# Prompt
In the listing below, count the lines with "this" and report only the figure.

# Information given
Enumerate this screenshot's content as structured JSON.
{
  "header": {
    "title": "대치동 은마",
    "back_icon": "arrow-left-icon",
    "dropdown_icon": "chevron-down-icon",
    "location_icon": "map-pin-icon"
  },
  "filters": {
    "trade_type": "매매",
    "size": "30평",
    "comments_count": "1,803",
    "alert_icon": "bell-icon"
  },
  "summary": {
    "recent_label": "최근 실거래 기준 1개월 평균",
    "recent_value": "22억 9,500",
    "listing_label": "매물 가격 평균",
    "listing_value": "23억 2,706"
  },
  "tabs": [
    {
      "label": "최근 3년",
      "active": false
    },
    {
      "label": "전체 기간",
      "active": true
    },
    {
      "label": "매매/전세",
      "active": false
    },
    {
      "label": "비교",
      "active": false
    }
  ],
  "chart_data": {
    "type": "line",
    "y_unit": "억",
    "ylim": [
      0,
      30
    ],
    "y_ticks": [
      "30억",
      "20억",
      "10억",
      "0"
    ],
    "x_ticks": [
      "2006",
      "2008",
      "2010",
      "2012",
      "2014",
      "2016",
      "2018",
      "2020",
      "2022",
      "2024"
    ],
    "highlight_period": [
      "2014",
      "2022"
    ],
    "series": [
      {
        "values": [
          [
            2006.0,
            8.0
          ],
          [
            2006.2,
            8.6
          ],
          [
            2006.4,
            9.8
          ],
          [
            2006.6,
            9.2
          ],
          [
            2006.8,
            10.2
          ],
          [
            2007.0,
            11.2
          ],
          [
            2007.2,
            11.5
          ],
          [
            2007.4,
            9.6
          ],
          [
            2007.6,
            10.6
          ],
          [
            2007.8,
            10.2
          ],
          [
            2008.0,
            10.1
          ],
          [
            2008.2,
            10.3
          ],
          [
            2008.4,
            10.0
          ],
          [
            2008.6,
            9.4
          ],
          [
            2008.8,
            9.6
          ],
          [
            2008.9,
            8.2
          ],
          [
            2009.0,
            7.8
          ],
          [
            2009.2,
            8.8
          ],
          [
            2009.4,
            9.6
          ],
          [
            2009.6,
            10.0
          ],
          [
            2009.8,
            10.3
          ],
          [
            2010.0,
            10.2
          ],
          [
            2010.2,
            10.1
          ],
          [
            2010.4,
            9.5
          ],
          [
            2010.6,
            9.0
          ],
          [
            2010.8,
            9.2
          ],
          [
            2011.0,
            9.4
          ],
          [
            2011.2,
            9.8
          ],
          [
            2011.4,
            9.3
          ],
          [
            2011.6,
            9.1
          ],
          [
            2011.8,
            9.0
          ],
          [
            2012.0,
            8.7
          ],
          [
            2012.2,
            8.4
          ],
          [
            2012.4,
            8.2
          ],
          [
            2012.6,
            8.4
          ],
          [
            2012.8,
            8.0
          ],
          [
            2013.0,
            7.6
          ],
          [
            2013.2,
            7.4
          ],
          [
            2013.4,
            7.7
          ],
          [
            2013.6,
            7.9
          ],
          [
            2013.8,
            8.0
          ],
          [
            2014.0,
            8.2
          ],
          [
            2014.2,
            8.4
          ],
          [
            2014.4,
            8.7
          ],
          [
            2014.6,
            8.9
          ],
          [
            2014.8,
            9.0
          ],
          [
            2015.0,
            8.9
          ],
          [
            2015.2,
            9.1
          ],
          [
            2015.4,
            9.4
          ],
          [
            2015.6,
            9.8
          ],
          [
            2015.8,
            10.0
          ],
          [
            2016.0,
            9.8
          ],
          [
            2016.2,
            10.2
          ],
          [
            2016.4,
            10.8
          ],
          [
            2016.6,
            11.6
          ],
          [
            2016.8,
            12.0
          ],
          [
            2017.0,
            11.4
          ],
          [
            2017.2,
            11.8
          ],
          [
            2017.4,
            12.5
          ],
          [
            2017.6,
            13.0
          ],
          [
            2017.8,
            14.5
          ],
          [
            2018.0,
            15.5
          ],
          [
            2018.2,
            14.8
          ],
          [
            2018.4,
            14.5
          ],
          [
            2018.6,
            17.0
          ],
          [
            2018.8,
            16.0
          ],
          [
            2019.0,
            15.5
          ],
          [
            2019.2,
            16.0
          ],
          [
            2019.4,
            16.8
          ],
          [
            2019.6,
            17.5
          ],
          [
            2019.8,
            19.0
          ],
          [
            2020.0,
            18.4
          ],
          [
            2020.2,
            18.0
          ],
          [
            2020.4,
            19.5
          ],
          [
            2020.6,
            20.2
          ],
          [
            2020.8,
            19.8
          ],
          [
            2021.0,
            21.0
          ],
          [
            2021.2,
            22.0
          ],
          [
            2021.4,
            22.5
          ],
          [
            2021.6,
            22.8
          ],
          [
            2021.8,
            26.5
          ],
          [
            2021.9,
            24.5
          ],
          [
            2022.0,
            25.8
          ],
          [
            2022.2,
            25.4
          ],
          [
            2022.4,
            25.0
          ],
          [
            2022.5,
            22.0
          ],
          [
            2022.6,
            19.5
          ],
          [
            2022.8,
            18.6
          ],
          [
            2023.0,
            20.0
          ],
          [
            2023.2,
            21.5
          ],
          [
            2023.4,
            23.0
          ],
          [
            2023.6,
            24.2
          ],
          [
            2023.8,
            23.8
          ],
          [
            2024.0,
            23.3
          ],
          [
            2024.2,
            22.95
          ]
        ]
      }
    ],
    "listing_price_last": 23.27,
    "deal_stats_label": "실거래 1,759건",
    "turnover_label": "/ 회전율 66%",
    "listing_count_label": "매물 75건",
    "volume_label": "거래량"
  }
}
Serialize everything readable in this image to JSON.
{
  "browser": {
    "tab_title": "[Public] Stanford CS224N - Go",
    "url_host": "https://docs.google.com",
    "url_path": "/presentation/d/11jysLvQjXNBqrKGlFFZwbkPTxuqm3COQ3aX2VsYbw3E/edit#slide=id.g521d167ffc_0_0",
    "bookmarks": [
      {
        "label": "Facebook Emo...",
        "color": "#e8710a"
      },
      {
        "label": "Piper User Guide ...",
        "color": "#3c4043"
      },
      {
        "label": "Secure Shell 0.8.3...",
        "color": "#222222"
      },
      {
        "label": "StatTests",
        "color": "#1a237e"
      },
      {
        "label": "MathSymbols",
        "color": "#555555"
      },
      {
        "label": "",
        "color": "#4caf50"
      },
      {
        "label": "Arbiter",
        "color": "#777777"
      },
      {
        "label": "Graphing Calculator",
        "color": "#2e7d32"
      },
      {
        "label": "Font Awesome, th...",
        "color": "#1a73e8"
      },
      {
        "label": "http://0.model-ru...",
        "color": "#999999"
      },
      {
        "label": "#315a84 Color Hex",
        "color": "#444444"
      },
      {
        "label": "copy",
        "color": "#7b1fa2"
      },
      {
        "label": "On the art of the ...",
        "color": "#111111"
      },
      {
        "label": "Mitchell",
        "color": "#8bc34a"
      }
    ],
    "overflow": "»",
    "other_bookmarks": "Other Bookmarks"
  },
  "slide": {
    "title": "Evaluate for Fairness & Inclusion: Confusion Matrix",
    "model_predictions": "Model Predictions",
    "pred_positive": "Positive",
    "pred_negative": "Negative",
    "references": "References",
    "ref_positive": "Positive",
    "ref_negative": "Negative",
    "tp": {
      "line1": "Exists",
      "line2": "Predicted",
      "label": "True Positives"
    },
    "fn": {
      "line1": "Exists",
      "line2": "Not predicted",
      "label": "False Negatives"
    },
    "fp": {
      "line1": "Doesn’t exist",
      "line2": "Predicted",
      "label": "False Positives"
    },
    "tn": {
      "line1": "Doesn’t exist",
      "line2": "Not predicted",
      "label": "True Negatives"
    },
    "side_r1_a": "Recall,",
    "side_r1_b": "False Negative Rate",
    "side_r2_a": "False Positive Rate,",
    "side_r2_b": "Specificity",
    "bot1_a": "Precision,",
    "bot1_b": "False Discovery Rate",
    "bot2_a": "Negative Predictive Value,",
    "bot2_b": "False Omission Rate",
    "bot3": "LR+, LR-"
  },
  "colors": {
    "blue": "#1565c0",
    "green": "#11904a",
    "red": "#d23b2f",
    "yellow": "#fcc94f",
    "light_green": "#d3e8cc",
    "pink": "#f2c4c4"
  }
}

# Solution to the exercise
2